(Records from a data source)
-*-*-
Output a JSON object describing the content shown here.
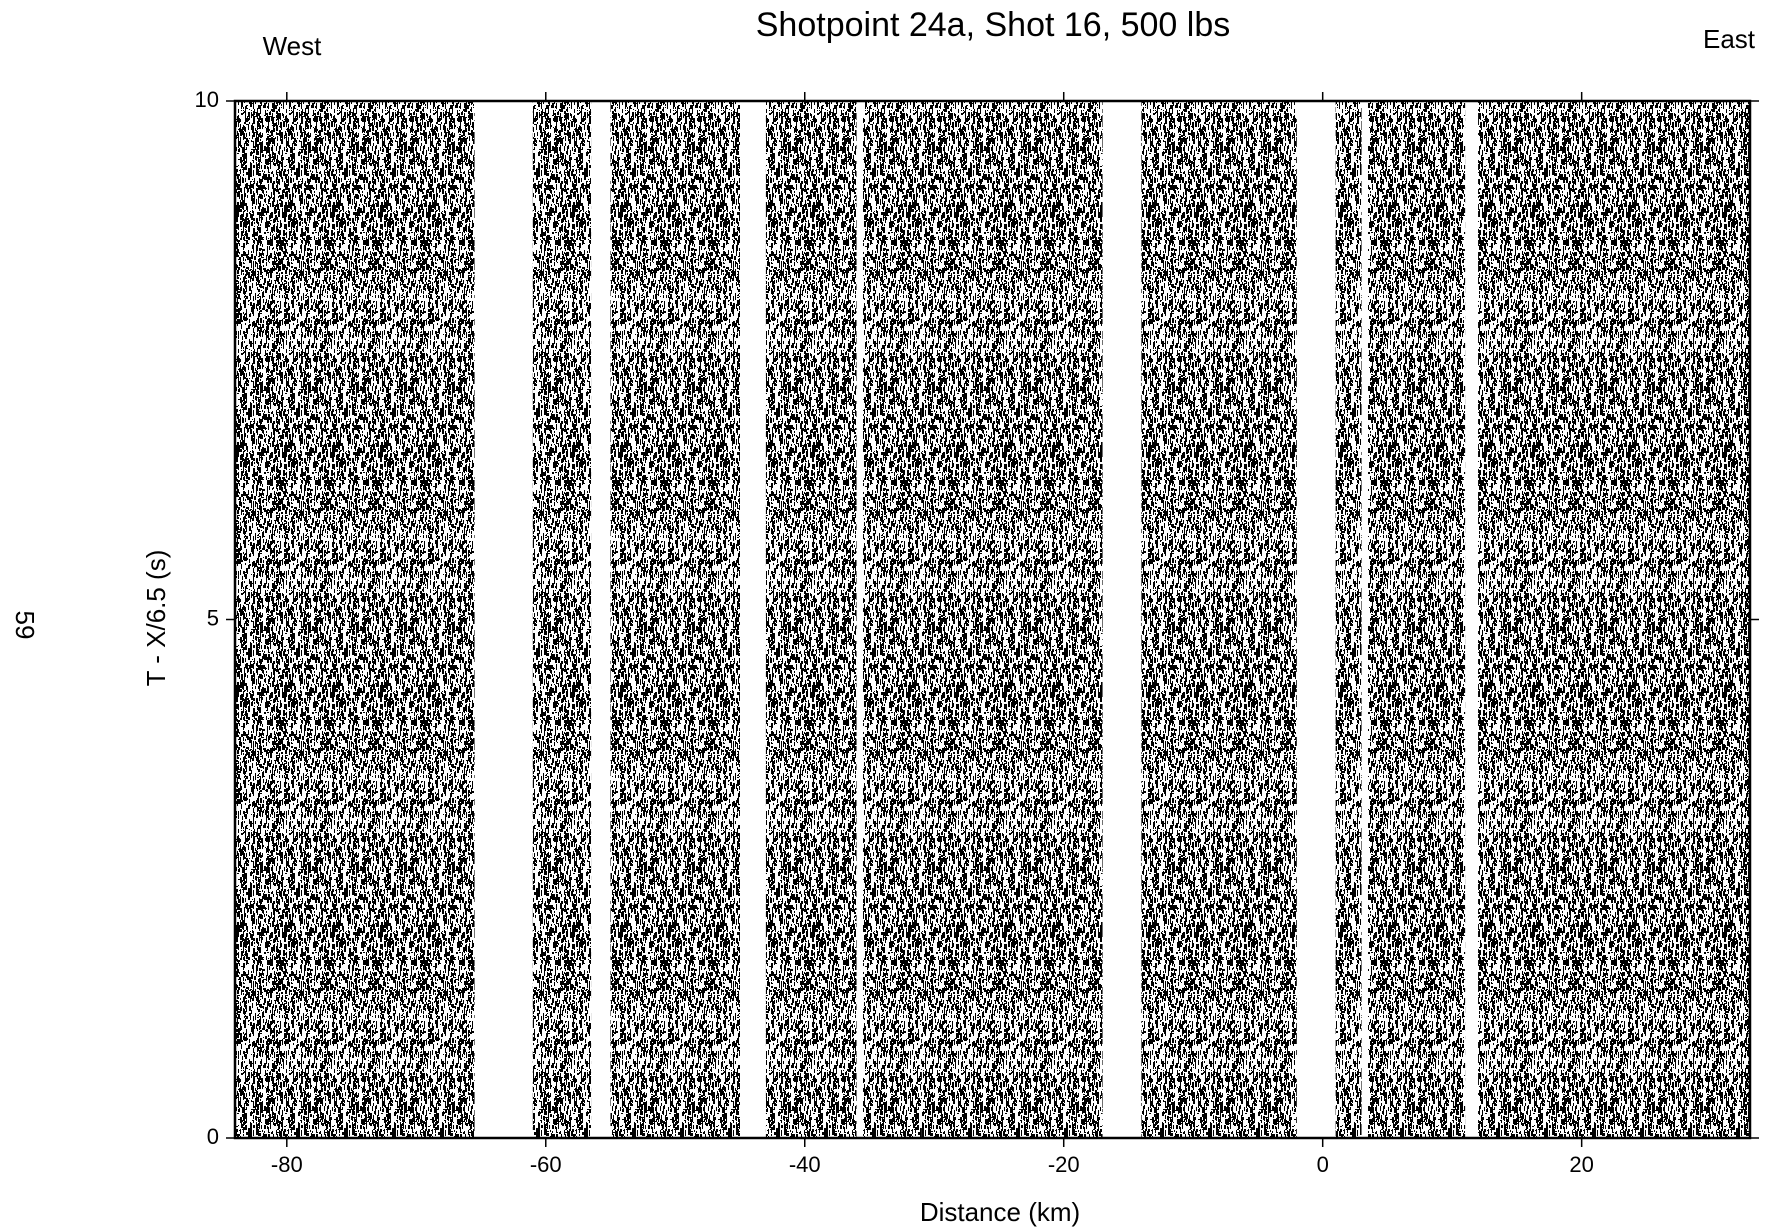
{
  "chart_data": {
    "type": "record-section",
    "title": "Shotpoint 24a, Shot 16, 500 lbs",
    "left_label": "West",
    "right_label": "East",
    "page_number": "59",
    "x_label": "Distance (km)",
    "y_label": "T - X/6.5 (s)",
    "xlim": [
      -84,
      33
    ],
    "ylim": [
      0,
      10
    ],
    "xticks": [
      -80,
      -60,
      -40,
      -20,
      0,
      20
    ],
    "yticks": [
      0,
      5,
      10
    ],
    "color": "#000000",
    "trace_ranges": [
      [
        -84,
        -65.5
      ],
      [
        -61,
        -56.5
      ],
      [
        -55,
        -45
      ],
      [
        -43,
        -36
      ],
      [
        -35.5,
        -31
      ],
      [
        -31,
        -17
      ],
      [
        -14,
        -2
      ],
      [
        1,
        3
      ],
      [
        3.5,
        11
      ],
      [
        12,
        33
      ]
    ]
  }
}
-*-*-
• _What is expected_
All the lines above are to be given again exactly as they read, with the pictures removed.

• _Exercise answer_
Output a JSON object describing the content shown here.
{
  "chart_data": {
    "type": "record-section",
    "title": "Shotpoint 24a, Shot 16, 500 lbs",
    "left_label": "West",
    "right_label": "East",
    "page_number": "59",
    "x_label": "Distance (km)",
    "y_label": "T - X/6.5 (s)",
    "xlim": [
      -84,
      33
    ],
    "ylim": [
      0,
      10
    ],
    "xticks": [
      -80,
      -60,
      -40,
      -20,
      0,
      20
    ],
    "yticks": [
      0,
      5,
      10
    ],
    "color": "#000000",
    "trace_ranges": [
      [
        -84,
        -65.5
      ],
      [
        -61,
        -56.5
      ],
      [
        -55,
        -45
      ],
      [
        -43,
        -36
      ],
      [
        -35.5,
        -31
      ],
      [
        -31,
        -17
      ],
      [
        -14,
        -2
      ],
      [
        1,
        3
      ],
      [
        3.5,
        11
      ],
      [
        12,
        33
      ]
    ]
  }
}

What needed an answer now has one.